▶ Set task
Gather every line below where "PROGRESS" appears.

▶ Record excerpts
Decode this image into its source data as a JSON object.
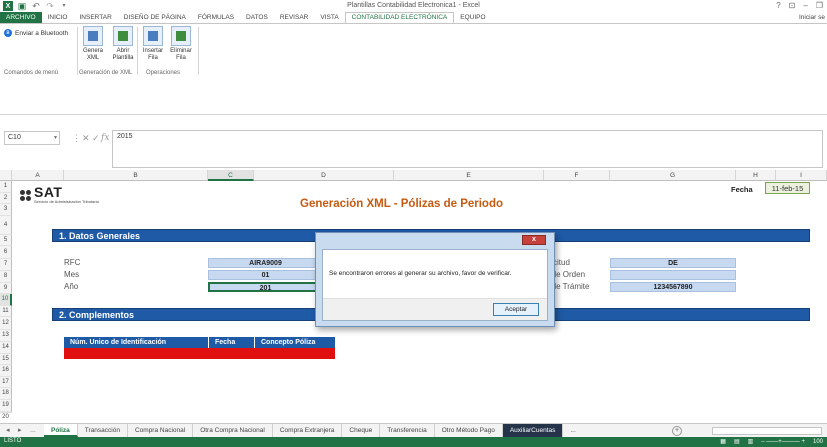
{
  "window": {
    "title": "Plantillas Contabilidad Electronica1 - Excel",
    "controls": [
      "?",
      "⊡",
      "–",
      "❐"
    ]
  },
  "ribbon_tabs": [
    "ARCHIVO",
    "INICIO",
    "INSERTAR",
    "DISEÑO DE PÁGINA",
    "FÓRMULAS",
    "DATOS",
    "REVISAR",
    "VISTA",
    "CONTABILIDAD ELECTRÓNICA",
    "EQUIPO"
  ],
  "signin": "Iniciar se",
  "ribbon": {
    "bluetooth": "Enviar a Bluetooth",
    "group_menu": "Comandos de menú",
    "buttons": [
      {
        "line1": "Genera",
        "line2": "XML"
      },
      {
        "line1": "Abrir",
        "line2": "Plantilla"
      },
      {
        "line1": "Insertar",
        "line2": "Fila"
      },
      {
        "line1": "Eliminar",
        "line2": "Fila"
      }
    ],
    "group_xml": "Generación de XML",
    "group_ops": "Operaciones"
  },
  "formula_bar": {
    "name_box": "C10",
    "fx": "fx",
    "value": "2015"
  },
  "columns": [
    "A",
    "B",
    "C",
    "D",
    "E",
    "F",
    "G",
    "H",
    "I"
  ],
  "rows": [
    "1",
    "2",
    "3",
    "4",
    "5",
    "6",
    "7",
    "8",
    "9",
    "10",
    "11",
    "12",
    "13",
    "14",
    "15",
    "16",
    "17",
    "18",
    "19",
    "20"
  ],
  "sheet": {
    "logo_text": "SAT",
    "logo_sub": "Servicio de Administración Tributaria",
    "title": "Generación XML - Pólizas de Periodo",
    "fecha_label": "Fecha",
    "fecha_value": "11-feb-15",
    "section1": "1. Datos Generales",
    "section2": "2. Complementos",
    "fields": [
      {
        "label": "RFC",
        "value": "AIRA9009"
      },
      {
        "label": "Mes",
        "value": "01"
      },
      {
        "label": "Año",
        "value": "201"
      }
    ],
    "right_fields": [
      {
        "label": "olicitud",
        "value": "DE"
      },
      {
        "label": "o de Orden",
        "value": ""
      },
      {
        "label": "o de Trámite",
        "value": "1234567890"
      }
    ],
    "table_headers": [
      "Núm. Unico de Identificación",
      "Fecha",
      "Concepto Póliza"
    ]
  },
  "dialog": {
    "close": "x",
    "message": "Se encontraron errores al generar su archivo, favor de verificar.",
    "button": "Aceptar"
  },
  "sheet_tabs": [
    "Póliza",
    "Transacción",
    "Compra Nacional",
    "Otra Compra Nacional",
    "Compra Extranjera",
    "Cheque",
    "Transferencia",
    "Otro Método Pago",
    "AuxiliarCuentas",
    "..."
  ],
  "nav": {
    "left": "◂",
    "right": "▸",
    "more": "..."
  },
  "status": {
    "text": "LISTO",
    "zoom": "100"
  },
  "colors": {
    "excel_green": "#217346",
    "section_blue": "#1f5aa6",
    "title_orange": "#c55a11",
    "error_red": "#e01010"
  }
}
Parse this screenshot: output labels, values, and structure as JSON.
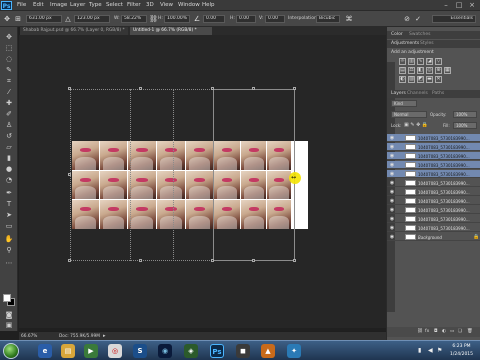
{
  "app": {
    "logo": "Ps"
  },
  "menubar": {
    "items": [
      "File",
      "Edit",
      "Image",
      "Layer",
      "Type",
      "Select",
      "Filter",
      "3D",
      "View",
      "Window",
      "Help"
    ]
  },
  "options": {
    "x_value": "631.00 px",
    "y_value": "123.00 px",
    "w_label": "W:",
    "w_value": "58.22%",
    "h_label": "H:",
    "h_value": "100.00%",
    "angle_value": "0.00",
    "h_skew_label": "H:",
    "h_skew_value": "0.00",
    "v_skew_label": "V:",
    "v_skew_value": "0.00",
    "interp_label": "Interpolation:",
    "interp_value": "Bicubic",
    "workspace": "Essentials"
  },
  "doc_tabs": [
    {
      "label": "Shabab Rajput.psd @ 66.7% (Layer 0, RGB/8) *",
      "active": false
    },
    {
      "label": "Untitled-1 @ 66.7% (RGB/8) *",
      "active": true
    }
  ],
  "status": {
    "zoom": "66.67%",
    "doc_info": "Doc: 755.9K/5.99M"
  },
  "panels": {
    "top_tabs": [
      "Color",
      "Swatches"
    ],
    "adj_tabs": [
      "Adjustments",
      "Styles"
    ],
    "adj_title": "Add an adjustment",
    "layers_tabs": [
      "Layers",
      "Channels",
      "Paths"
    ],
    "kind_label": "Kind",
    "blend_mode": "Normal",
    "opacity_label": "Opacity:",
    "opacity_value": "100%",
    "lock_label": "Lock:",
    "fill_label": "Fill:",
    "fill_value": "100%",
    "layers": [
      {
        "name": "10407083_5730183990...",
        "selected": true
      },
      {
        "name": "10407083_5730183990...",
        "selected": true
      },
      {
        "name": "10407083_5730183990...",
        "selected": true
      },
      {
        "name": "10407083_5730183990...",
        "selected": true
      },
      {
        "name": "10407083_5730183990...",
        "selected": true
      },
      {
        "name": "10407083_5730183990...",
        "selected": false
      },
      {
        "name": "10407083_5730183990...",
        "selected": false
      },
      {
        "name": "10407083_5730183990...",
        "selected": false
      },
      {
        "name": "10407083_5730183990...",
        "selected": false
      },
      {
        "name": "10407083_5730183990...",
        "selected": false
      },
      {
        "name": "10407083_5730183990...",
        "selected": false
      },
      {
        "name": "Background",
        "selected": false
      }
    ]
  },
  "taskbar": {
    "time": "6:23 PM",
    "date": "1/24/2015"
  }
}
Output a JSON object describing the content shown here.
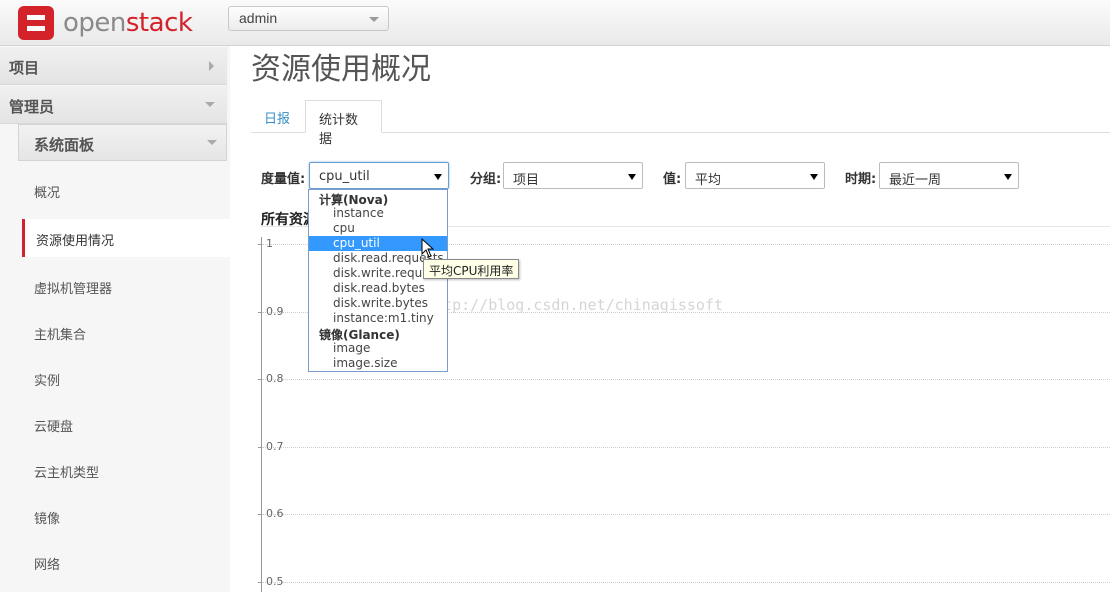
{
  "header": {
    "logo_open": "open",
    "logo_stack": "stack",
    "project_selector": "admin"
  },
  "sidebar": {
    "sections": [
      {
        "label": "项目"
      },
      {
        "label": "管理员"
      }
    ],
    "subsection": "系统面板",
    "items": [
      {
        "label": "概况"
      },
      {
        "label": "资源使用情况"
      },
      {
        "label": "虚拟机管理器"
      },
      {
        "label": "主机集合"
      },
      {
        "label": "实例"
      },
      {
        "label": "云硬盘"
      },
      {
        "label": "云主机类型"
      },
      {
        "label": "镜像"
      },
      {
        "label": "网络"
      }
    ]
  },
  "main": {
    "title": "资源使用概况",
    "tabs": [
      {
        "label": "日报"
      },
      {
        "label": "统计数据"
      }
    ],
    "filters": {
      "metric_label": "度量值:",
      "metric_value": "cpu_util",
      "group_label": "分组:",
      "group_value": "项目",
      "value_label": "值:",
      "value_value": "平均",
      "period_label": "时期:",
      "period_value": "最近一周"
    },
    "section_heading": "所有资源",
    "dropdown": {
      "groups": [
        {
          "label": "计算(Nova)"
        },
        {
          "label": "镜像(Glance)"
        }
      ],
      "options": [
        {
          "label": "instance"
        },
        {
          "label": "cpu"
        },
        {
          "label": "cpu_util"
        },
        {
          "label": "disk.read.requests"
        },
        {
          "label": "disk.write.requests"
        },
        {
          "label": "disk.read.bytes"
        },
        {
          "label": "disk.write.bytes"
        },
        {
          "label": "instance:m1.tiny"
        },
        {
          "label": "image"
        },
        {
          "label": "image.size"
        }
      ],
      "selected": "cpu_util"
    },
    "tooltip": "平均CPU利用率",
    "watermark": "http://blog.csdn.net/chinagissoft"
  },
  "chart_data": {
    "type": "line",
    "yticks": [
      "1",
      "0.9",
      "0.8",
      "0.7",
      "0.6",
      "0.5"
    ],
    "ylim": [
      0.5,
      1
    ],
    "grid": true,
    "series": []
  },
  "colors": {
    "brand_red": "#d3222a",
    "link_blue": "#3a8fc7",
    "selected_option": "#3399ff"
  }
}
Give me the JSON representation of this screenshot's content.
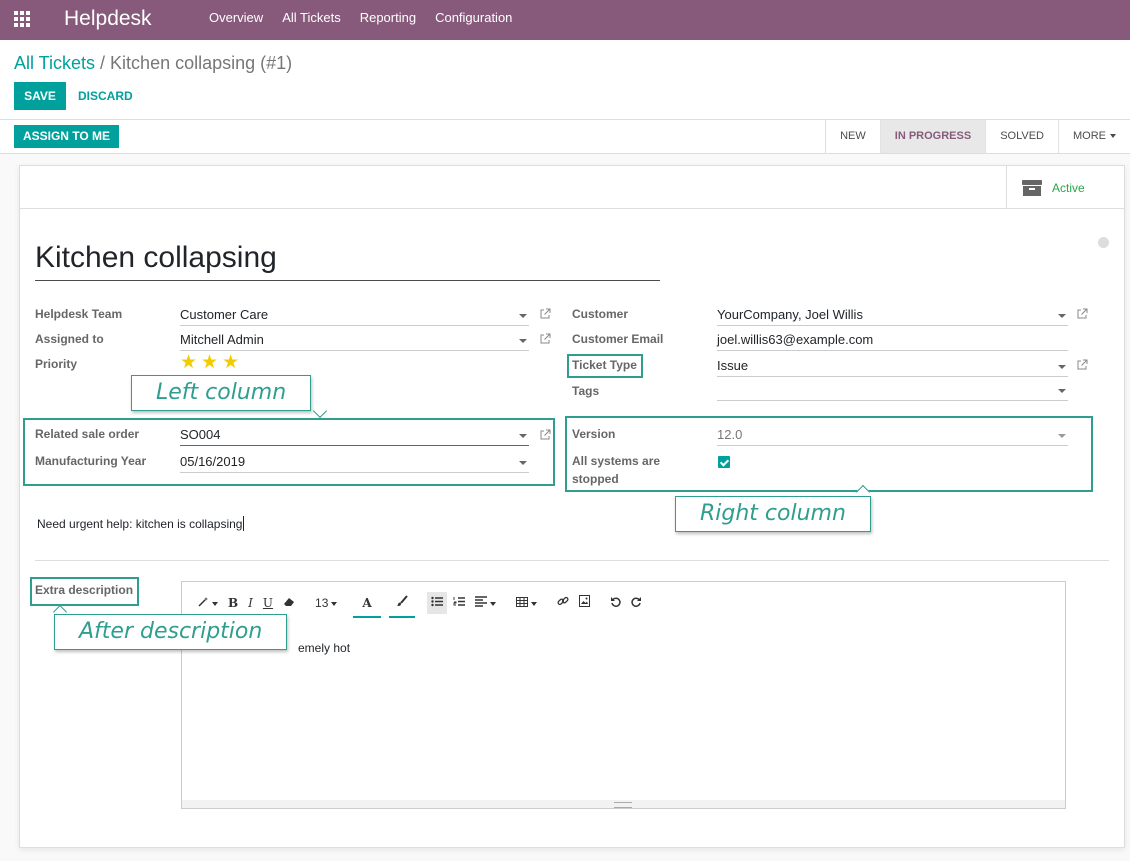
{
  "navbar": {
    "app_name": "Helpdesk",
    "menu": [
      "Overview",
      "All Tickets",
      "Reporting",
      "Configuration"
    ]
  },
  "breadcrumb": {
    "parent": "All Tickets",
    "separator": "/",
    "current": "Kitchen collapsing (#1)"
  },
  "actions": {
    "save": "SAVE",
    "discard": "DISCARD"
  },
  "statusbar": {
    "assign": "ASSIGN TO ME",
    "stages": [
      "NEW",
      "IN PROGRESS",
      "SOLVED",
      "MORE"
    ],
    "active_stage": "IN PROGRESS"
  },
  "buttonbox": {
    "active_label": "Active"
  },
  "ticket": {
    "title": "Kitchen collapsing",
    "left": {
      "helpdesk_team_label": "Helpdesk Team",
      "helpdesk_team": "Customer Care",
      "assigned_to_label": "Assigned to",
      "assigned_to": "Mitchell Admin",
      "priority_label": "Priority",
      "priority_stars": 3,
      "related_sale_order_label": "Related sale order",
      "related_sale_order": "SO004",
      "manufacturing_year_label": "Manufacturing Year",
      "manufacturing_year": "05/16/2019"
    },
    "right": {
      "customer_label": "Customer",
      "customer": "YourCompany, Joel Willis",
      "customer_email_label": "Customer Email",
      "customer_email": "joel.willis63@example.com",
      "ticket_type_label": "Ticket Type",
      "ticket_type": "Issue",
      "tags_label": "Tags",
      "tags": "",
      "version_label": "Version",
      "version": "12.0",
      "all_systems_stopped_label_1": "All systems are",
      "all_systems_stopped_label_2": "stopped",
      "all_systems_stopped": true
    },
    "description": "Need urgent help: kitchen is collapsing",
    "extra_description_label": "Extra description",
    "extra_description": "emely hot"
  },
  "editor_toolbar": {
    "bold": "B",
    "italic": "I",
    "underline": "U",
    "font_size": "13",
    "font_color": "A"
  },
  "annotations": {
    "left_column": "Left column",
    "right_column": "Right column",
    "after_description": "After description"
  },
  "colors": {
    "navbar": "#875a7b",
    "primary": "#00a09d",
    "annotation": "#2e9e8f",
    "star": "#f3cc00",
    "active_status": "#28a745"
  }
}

▶ Solution for this exercise
      "IN PROGRESS",
    "active_stage": "IN PROGRESS"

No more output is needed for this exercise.